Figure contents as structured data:

╔══

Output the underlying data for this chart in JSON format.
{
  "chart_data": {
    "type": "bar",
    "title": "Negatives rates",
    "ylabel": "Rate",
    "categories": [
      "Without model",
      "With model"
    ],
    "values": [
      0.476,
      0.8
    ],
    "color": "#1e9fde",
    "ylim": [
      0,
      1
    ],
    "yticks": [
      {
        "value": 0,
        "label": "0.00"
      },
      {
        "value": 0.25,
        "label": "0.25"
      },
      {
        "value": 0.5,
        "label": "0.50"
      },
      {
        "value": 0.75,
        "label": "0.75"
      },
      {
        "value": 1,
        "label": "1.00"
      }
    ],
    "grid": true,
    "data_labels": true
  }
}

╚══

Instructions for the task >> Go through the listing above and restate it word for word.

Exercise answer >>
Output the underlying data for this chart in JSON format.
{
  "chart_data": {
    "type": "bar",
    "title": "Negatives rates",
    "ylabel": "Rate",
    "categories": [
      "Without model",
      "With model"
    ],
    "values": [
      0.476,
      0.8
    ],
    "color": "#1e9fde",
    "ylim": [
      0,
      1
    ],
    "yticks": [
      {
        "value": 0,
        "label": "0.00"
      },
      {
        "value": 0.25,
        "label": "0.25"
      },
      {
        "value": 0.5,
        "label": "0.50"
      },
      {
        "value": 0.75,
        "label": "0.75"
      },
      {
        "value": 1,
        "label": "1.00"
      }
    ],
    "grid": true,
    "data_labels": true
  }
}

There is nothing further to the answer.